SET EXERCISE: Print every entry word for word, but omit the pictures.

=== RECORDS ===

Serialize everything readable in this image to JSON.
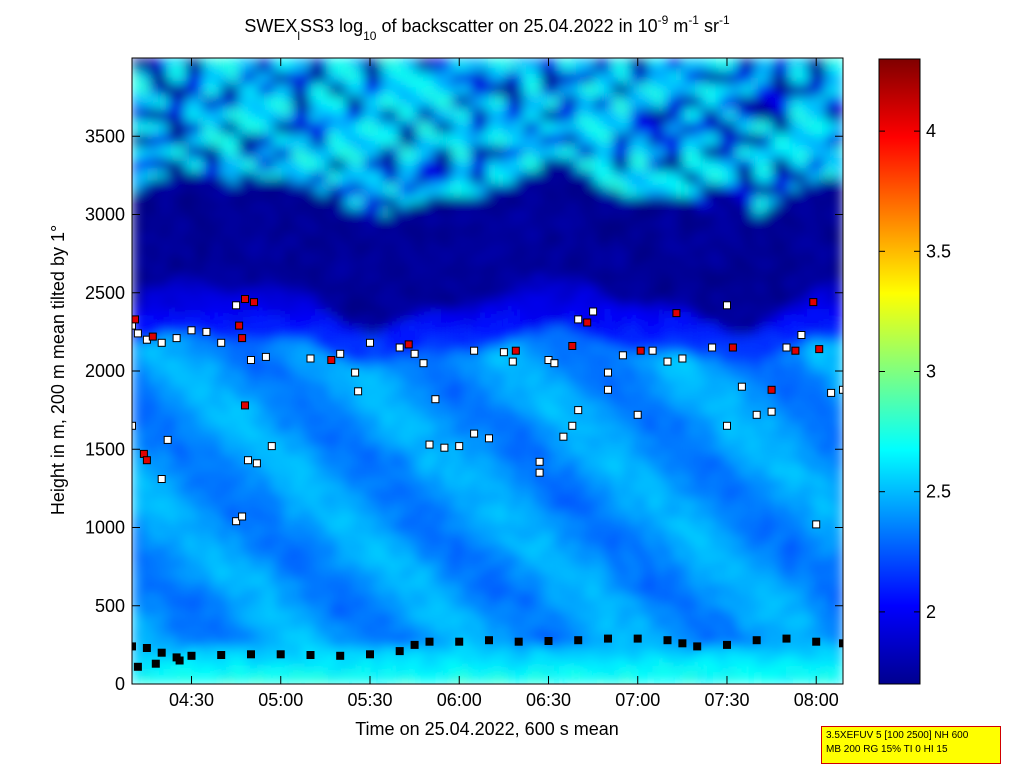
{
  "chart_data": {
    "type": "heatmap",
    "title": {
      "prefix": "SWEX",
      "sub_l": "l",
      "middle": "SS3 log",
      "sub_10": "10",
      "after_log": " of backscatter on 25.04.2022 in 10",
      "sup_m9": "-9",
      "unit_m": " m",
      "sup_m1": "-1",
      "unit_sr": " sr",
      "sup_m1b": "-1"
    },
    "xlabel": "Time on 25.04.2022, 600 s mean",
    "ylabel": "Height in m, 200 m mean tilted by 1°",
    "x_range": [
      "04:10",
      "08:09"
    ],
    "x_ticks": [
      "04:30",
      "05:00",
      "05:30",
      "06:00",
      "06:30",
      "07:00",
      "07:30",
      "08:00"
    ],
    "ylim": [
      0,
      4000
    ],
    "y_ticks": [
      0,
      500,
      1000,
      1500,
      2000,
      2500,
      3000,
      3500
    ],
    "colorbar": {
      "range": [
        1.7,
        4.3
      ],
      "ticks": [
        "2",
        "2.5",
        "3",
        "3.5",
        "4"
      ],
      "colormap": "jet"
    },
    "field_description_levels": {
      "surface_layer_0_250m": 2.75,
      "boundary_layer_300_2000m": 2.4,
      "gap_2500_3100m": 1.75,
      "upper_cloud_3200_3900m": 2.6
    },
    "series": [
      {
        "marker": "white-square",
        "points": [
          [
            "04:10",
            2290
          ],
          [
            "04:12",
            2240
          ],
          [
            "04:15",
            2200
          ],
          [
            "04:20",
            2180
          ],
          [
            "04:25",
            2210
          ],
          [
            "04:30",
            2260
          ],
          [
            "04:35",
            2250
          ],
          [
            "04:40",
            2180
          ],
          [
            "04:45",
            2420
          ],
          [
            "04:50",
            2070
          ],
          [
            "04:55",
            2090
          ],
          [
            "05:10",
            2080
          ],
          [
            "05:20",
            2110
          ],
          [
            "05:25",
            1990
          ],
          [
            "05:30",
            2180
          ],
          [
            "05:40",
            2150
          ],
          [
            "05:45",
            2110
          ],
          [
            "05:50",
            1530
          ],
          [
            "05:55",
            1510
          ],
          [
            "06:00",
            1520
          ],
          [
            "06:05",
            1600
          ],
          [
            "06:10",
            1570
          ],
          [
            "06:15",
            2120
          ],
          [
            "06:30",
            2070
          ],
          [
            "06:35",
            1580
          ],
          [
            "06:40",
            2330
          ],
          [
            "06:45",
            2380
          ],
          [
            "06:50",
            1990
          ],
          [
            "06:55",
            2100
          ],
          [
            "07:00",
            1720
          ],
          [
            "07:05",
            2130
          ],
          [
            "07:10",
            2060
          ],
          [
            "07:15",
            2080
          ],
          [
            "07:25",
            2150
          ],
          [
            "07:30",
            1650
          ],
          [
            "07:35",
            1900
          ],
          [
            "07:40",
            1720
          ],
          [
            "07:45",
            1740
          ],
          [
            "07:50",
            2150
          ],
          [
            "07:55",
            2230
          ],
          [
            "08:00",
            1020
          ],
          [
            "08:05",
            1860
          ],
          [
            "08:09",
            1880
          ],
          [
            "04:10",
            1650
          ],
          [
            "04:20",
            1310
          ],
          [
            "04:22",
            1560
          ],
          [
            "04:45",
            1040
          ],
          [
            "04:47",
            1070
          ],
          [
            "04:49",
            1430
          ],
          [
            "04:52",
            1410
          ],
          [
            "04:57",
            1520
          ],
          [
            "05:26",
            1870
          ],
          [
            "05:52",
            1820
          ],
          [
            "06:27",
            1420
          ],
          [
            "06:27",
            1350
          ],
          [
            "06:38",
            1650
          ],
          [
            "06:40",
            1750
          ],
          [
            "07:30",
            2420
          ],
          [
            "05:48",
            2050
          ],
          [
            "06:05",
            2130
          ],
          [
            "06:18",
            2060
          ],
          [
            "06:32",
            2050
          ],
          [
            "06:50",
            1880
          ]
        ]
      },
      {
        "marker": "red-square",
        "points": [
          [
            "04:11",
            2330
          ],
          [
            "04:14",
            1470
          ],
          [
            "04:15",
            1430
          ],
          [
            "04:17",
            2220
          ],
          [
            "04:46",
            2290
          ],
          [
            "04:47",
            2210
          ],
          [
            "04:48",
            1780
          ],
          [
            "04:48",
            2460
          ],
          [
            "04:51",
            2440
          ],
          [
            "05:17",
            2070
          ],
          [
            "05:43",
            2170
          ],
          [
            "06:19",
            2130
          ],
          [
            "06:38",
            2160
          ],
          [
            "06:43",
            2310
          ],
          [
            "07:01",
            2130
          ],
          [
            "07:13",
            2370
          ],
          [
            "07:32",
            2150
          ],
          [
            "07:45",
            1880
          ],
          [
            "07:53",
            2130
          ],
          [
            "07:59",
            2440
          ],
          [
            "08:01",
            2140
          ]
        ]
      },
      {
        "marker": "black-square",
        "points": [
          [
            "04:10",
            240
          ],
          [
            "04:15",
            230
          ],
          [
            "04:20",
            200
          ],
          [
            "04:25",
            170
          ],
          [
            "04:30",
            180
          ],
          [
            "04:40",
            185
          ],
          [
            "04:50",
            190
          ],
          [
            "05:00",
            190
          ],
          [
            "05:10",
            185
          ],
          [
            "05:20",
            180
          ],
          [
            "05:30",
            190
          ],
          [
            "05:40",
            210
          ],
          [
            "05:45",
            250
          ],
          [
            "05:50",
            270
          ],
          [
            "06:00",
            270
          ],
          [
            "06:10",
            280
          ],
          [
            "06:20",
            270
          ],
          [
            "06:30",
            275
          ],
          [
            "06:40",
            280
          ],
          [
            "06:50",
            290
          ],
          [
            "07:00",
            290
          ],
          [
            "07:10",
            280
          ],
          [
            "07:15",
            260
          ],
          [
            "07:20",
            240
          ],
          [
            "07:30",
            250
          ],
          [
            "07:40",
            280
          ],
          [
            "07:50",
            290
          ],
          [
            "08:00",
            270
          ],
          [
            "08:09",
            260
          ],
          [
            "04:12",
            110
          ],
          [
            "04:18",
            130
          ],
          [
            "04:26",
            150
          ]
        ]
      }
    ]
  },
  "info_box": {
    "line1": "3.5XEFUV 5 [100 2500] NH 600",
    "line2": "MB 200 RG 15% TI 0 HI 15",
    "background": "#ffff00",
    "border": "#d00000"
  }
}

===

FINISHED TASK:
Serialize everything readable in this image to JSON.
{
  "chart_data": {
    "type": "heatmap",
    "title": {
      "prefix": "SWEX",
      "sub_l": "l",
      "middle": "SS3 log",
      "sub_10": "10",
      "after_log": " of backscatter on 25.04.2022 in 10",
      "sup_m9": "-9",
      "unit_m": " m",
      "sup_m1": "-1",
      "unit_sr": " sr",
      "sup_m1b": "-1"
    },
    "xlabel": "Time on 25.04.2022, 600 s mean",
    "ylabel": "Height in m, 200 m mean tilted by 1°",
    "x_range": [
      "04:10",
      "08:09"
    ],
    "x_ticks": [
      "04:30",
      "05:00",
      "05:30",
      "06:00",
      "06:30",
      "07:00",
      "07:30",
      "08:00"
    ],
    "ylim": [
      0,
      4000
    ],
    "y_ticks": [
      0,
      500,
      1000,
      1500,
      2000,
      2500,
      3000,
      3500
    ],
    "colorbar": {
      "range": [
        1.7,
        4.3
      ],
      "ticks": [
        "2",
        "2.5",
        "3",
        "3.5",
        "4"
      ],
      "colormap": "jet"
    },
    "field_description_levels": {
      "surface_layer_0_250m": 2.75,
      "boundary_layer_300_2000m": 2.4,
      "gap_2500_3100m": 1.75,
      "upper_cloud_3200_3900m": 2.6
    },
    "series": [
      {
        "marker": "white-square",
        "points": [
          [
            "04:10",
            2290
          ],
          [
            "04:12",
            2240
          ],
          [
            "04:15",
            2200
          ],
          [
            "04:20",
            2180
          ],
          [
            "04:25",
            2210
          ],
          [
            "04:30",
            2260
          ],
          [
            "04:35",
            2250
          ],
          [
            "04:40",
            2180
          ],
          [
            "04:45",
            2420
          ],
          [
            "04:50",
            2070
          ],
          [
            "04:55",
            2090
          ],
          [
            "05:10",
            2080
          ],
          [
            "05:20",
            2110
          ],
          [
            "05:25",
            1990
          ],
          [
            "05:30",
            2180
          ],
          [
            "05:40",
            2150
          ],
          [
            "05:45",
            2110
          ],
          [
            "05:50",
            1530
          ],
          [
            "05:55",
            1510
          ],
          [
            "06:00",
            1520
          ],
          [
            "06:05",
            1600
          ],
          [
            "06:10",
            1570
          ],
          [
            "06:15",
            2120
          ],
          [
            "06:30",
            2070
          ],
          [
            "06:35",
            1580
          ],
          [
            "06:40",
            2330
          ],
          [
            "06:45",
            2380
          ],
          [
            "06:50",
            1990
          ],
          [
            "06:55",
            2100
          ],
          [
            "07:00",
            1720
          ],
          [
            "07:05",
            2130
          ],
          [
            "07:10",
            2060
          ],
          [
            "07:15",
            2080
          ],
          [
            "07:25",
            2150
          ],
          [
            "07:30",
            1650
          ],
          [
            "07:35",
            1900
          ],
          [
            "07:40",
            1720
          ],
          [
            "07:45",
            1740
          ],
          [
            "07:50",
            2150
          ],
          [
            "07:55",
            2230
          ],
          [
            "08:00",
            1020
          ],
          [
            "08:05",
            1860
          ],
          [
            "08:09",
            1880
          ],
          [
            "04:10",
            1650
          ],
          [
            "04:20",
            1310
          ],
          [
            "04:22",
            1560
          ],
          [
            "04:45",
            1040
          ],
          [
            "04:47",
            1070
          ],
          [
            "04:49",
            1430
          ],
          [
            "04:52",
            1410
          ],
          [
            "04:57",
            1520
          ],
          [
            "05:26",
            1870
          ],
          [
            "05:52",
            1820
          ],
          [
            "06:27",
            1420
          ],
          [
            "06:27",
            1350
          ],
          [
            "06:38",
            1650
          ],
          [
            "06:40",
            1750
          ],
          [
            "07:30",
            2420
          ],
          [
            "05:48",
            2050
          ],
          [
            "06:05",
            2130
          ],
          [
            "06:18",
            2060
          ],
          [
            "06:32",
            2050
          ],
          [
            "06:50",
            1880
          ]
        ]
      },
      {
        "marker": "red-square",
        "points": [
          [
            "04:11",
            2330
          ],
          [
            "04:14",
            1470
          ],
          [
            "04:15",
            1430
          ],
          [
            "04:17",
            2220
          ],
          [
            "04:46",
            2290
          ],
          [
            "04:47",
            2210
          ],
          [
            "04:48",
            1780
          ],
          [
            "04:48",
            2460
          ],
          [
            "04:51",
            2440
          ],
          [
            "05:17",
            2070
          ],
          [
            "05:43",
            2170
          ],
          [
            "06:19",
            2130
          ],
          [
            "06:38",
            2160
          ],
          [
            "06:43",
            2310
          ],
          [
            "07:01",
            2130
          ],
          [
            "07:13",
            2370
          ],
          [
            "07:32",
            2150
          ],
          [
            "07:45",
            1880
          ],
          [
            "07:53",
            2130
          ],
          [
            "07:59",
            2440
          ],
          [
            "08:01",
            2140
          ]
        ]
      },
      {
        "marker": "black-square",
        "points": [
          [
            "04:10",
            240
          ],
          [
            "04:15",
            230
          ],
          [
            "04:20",
            200
          ],
          [
            "04:25",
            170
          ],
          [
            "04:30",
            180
          ],
          [
            "04:40",
            185
          ],
          [
            "04:50",
            190
          ],
          [
            "05:00",
            190
          ],
          [
            "05:10",
            185
          ],
          [
            "05:20",
            180
          ],
          [
            "05:30",
            190
          ],
          [
            "05:40",
            210
          ],
          [
            "05:45",
            250
          ],
          [
            "05:50",
            270
          ],
          [
            "06:00",
            270
          ],
          [
            "06:10",
            280
          ],
          [
            "06:20",
            270
          ],
          [
            "06:30",
            275
          ],
          [
            "06:40",
            280
          ],
          [
            "06:50",
            290
          ],
          [
            "07:00",
            290
          ],
          [
            "07:10",
            280
          ],
          [
            "07:15",
            260
          ],
          [
            "07:20",
            240
          ],
          [
            "07:30",
            250
          ],
          [
            "07:40",
            280
          ],
          [
            "07:50",
            290
          ],
          [
            "08:00",
            270
          ],
          [
            "08:09",
            260
          ],
          [
            "04:12",
            110
          ],
          [
            "04:18",
            130
          ],
          [
            "04:26",
            150
          ]
        ]
      }
    ]
  },
  "info_box": {
    "line1": "3.5XEFUV 5 [100 2500] NH 600",
    "line2": "MB 200 RG 15% TI 0 HI 15",
    "background": "#ffff00",
    "border": "#d00000"
  }
}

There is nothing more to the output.